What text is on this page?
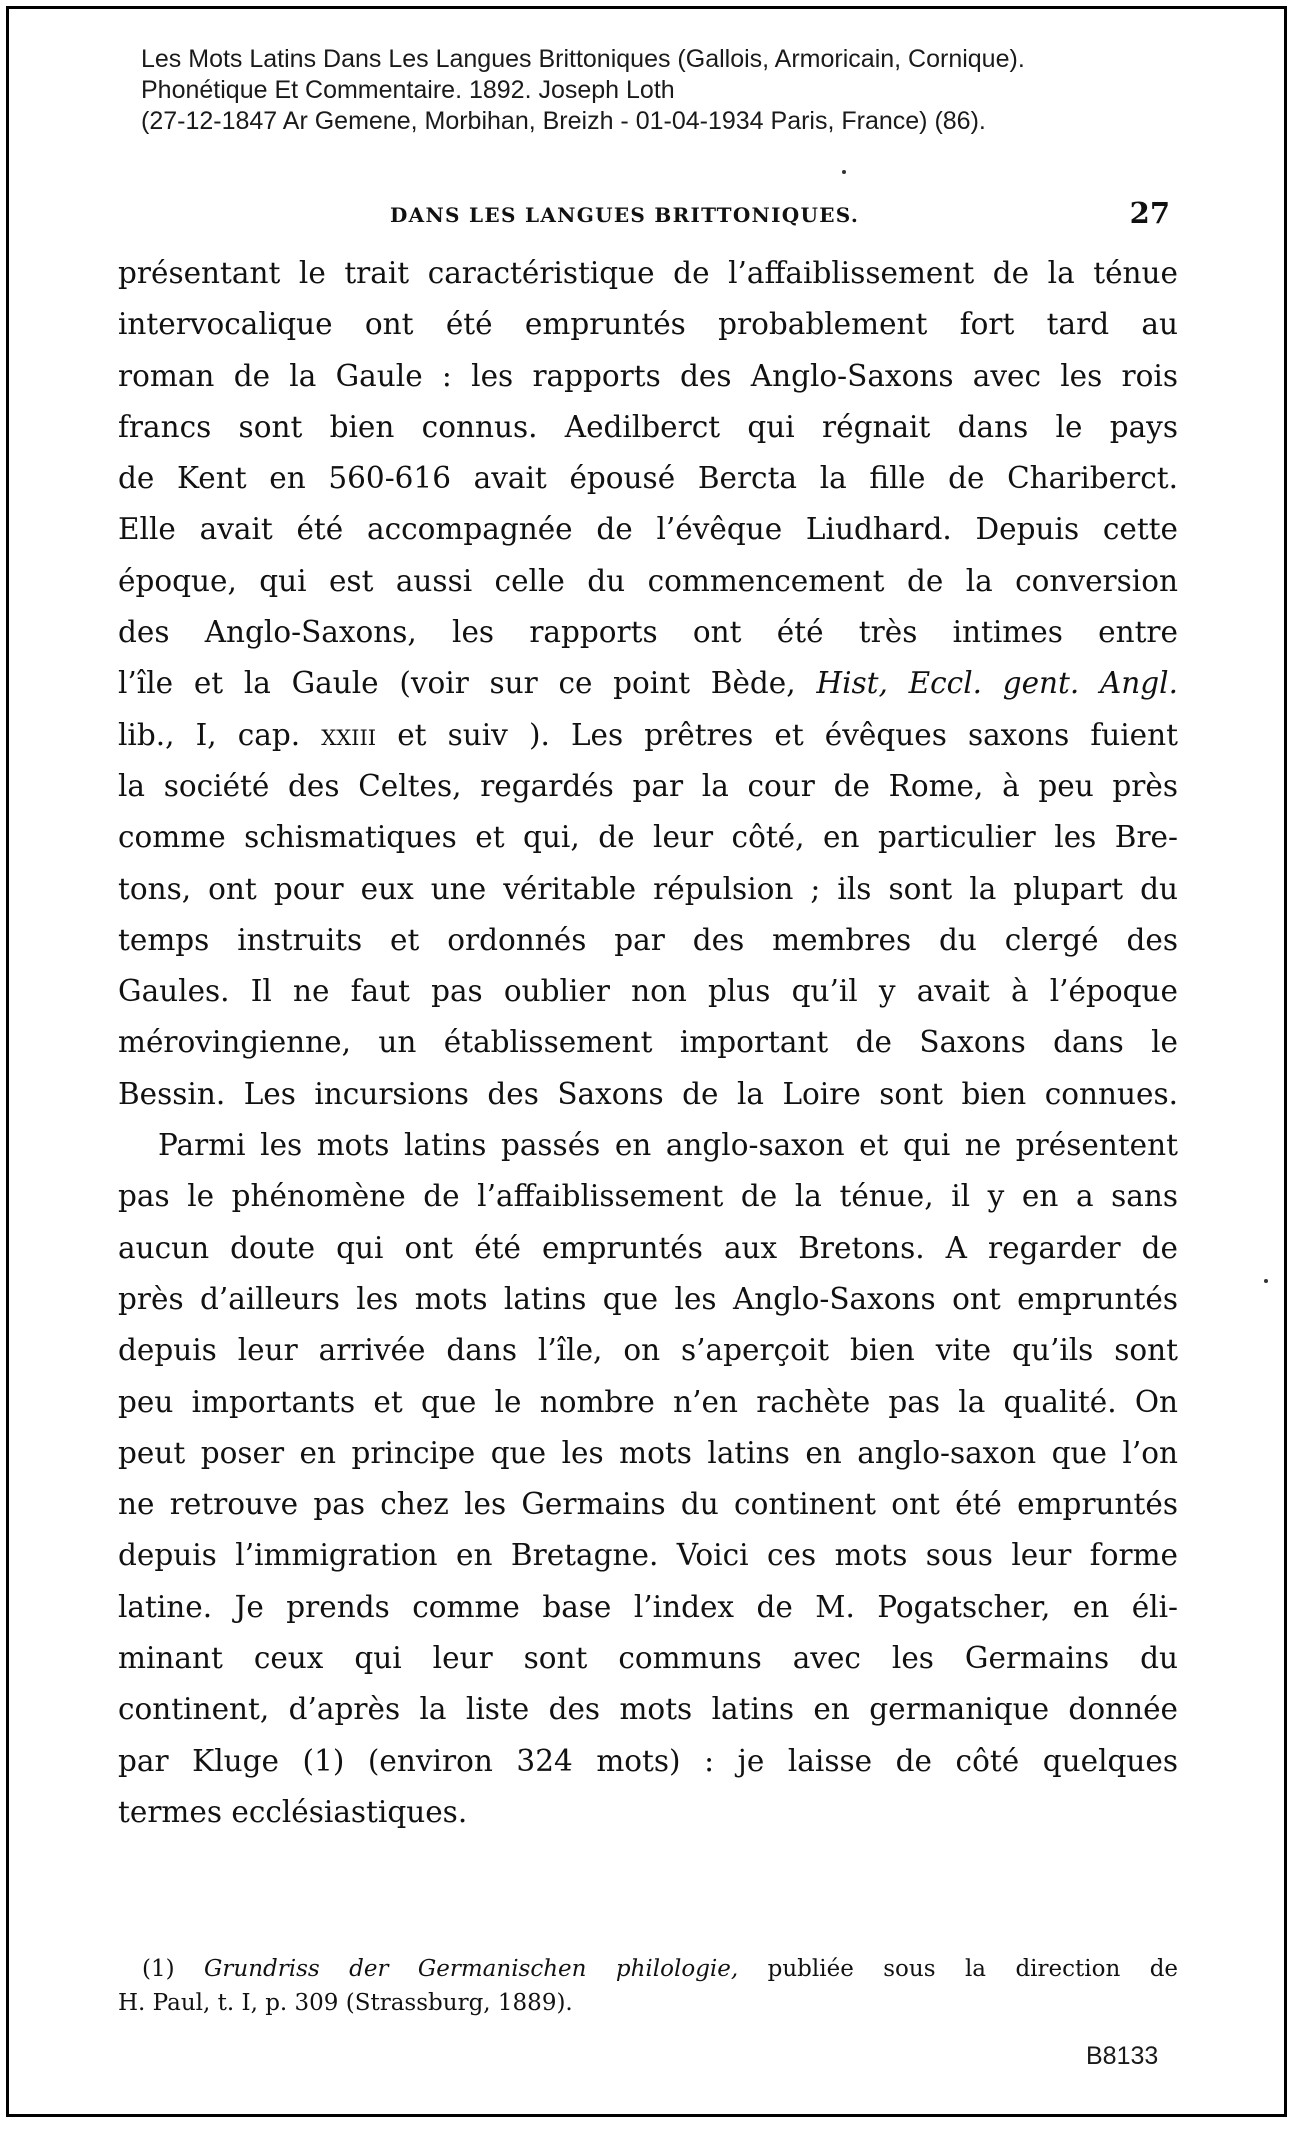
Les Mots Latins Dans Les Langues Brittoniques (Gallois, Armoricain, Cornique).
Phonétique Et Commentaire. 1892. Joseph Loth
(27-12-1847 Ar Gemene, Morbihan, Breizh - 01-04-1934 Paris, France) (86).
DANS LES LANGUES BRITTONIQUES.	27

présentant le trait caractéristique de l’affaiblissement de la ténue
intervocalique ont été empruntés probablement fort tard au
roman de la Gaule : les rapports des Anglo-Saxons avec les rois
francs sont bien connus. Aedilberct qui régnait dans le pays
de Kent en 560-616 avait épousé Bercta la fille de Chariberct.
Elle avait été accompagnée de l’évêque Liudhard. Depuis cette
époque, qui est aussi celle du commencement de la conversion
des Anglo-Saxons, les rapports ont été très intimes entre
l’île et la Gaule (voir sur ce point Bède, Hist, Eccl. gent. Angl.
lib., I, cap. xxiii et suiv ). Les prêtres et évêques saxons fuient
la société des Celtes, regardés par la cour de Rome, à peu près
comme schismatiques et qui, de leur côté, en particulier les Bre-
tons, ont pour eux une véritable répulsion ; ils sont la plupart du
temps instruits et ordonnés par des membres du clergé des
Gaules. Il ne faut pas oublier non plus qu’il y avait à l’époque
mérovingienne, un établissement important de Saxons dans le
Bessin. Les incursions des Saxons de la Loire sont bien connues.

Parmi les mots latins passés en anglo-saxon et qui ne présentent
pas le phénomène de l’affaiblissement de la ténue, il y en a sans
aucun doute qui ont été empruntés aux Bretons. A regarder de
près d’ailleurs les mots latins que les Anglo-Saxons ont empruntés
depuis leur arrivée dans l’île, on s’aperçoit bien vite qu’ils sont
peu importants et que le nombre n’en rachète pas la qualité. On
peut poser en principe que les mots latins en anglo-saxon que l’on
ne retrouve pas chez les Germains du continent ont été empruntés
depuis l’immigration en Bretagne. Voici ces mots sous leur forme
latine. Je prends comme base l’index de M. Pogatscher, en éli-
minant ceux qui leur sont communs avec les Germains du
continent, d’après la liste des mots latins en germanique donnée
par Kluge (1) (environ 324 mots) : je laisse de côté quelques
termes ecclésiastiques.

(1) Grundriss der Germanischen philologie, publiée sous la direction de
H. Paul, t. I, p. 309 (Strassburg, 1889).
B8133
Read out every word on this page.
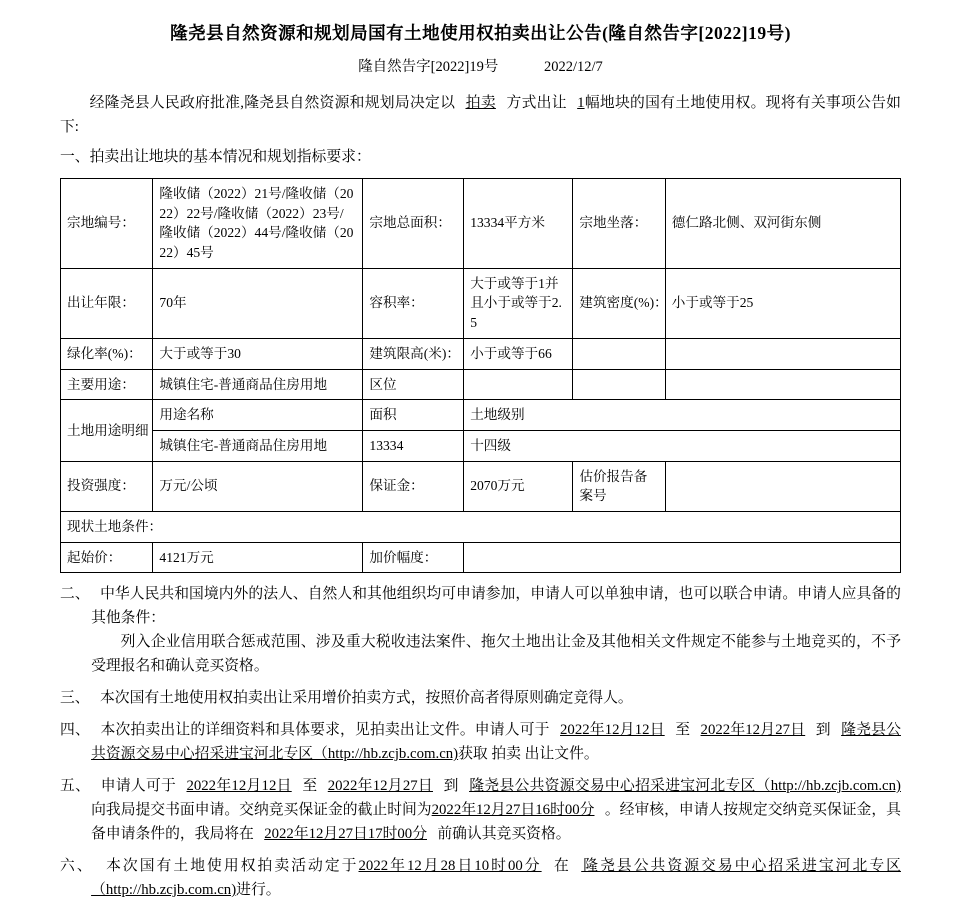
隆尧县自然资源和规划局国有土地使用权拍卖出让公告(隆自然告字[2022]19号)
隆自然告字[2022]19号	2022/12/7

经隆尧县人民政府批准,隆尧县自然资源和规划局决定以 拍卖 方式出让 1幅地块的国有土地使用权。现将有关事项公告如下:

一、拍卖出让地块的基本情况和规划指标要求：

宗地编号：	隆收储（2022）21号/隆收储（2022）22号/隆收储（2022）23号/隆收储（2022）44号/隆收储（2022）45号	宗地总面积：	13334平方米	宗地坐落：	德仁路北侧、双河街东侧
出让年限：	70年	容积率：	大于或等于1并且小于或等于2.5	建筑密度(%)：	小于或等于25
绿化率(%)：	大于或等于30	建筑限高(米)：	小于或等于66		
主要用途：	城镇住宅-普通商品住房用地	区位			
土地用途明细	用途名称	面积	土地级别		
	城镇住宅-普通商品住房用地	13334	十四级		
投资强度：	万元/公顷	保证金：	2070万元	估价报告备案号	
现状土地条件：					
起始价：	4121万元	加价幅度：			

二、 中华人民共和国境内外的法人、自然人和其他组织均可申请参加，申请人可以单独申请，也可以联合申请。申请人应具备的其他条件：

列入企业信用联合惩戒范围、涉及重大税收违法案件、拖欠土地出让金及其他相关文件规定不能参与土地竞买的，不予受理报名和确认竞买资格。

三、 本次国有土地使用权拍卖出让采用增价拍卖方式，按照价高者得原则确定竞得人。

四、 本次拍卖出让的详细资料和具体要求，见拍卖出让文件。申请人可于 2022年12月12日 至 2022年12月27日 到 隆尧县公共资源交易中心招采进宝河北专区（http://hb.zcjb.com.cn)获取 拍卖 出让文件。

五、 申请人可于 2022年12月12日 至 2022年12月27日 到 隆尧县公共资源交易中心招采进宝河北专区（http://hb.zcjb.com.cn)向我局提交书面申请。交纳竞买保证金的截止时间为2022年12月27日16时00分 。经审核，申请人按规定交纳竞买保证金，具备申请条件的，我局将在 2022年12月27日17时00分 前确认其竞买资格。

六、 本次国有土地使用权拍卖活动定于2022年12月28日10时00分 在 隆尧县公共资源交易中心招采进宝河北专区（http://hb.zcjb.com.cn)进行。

···

**DIRECTIONS FOR THIS TASK**
Restate the whole listing above exactly, except for its images.

**SOLUTION TO THE EXERCISE**
What text is on this page?
Les Mots Latins Dans Les Langues Brittoniques (Gallois, Armoricain, Cornique).
Phonétique Et Commentaire. 1892. Joseph Loth
(27-12-1847 Ar Gemene, Morbihan, Breizh - 01-04-1934 Paris, France) (86).
DANS LES LANGUES BRITTONIQUES.	27

présentant le trait caractéristique de l’affaiblissement de la ténue
intervocalique ont été empruntés probablement fort tard au
roman de la Gaule : les rapports des Anglo-Saxons avec les rois
francs sont bien connus. Aedilberct qui régnait dans le pays
de Kent en 560-616 avait épousé Bercta la fille de Chariberct.
Elle avait été accompagnée de l’évêque Liudhard. Depuis cette
époque, qui est aussi celle du commencement de la conversion
des Anglo-Saxons, les rapports ont été très intimes entre
l’île et la Gaule (voir sur ce point Bède, Hist, Eccl. gent. Angl.
lib., I, cap. xxiii et suiv ). Les prêtres et évêques saxons fuient
la société des Celtes, regardés par la cour de Rome, à peu près
comme schismatiques et qui, de leur côté, en particulier les Bre-
tons, ont pour eux une véritable répulsion ; ils sont la plupart du
temps instruits et ordonnés par des membres du clergé des
Gaules. Il ne faut pas oublier non plus qu’il y avait à l’époque
mérovingienne, un établissement important de Saxons dans le
Bessin. Les incursions des Saxons de la Loire sont bien connues.

Parmi les mots latins passés en anglo-saxon et qui ne présentent
pas le phénomène de l’affaiblissement de la ténue, il y en a sans
aucun doute qui ont été empruntés aux Bretons. A regarder de
près d’ailleurs les mots latins que les Anglo-Saxons ont empruntés
depuis leur arrivée dans l’île, on s’aperçoit bien vite qu’ils sont
peu importants et que le nombre n’en rachète pas la qualité. On
peut poser en principe que les mots latins en anglo-saxon que l’on
ne retrouve pas chez les Germains du continent ont été empruntés
depuis l’immigration en Bretagne. Voici ces mots sous leur forme
latine. Je prends comme base l’index de M. Pogatscher, en éli-
minant ceux qui leur sont communs avec les Germains du
continent, d’après la liste des mots latins en germanique donnée
par Kluge (1) (environ 324 mots) : je laisse de côté quelques
termes ecclésiastiques.

(1) Grundriss der Germanischen philologie, publiée sous la direction de
H. Paul, t. I, p. 309 (Strassburg, 1889).
B8133
Read out every word on this page.
隆尧县自然资源和规划局国有土地使用权拍卖出让公告(隆自然告字[2022]19号)
隆自然告字[2022]19号	2022/12/7

经隆尧县人民政府批准,隆尧县自然资源和规划局决定以 拍卖 方式出让 1幅地块的国有土地使用权。现将有关事项公告如下:

一、拍卖出让地块的基本情况和规划指标要求：

宗地编号：	隆收储（2022）21号/隆收储（2022）22号/隆收储（2022）23号/隆收储（2022）44号/隆收储（2022）45号	宗地总面积：	13334平方米	宗地坐落：	德仁路北侧、双河街东侧
出让年限：	70年	容积率：	大于或等于1并且小于或等于2.5	建筑密度(%)：	小于或等于25
绿化率(%)：	大于或等于30	建筑限高(米)：	小于或等于66		
主要用途：	城镇住宅-普通商品住房用地	区位			
土地用途明细	用途名称	面积	土地级别		
	城镇住宅-普通商品住房用地	13334	十四级		
投资强度：	万元/公顷	保证金：	2070万元	估价报告备案号	
现状土地条件：					
起始价：	4121万元	加价幅度：			

二、 中华人民共和国境内外的法人、自然人和其他组织均可申请参加，申请人可以单独申请，也可以联合申请。申请人应具备的其他条件：

列入企业信用联合惩戒范围、涉及重大税收违法案件、拖欠土地出让金及其他相关文件规定不能参与土地竞买的，不予受理报名和确认竞买资格。

三、 本次国有土地使用权拍卖出让采用增价拍卖方式，按照价高者得原则确定竞得人。

四、 本次拍卖出让的详细资料和具体要求，见拍卖出让文件。申请人可于 2022年12月12日 至 2022年12月27日 到 隆尧县公共资源交易中心招采进宝河北专区（http://hb.zcjb.com.cn)获取 拍卖 出让文件。

五、 申请人可于 2022年12月12日 至 2022年12月27日 到 隆尧县公共资源交易中心招采进宝河北专区（http://hb.zcjb.com.cn)向我局提交书面申请。交纳竞买保证金的截止时间为2022年12月27日16时00分 。经审核，申请人按规定交纳竞买保证金，具备申请条件的，我局将在 2022年12月27日17时00分 前确认其竞买资格。

六、 本次国有土地使用权拍卖活动定于2022年12月28日10时00分 在 隆尧县公共资源交易中心招采进宝河北专区（http://hb.zcjb.com.cn)进行。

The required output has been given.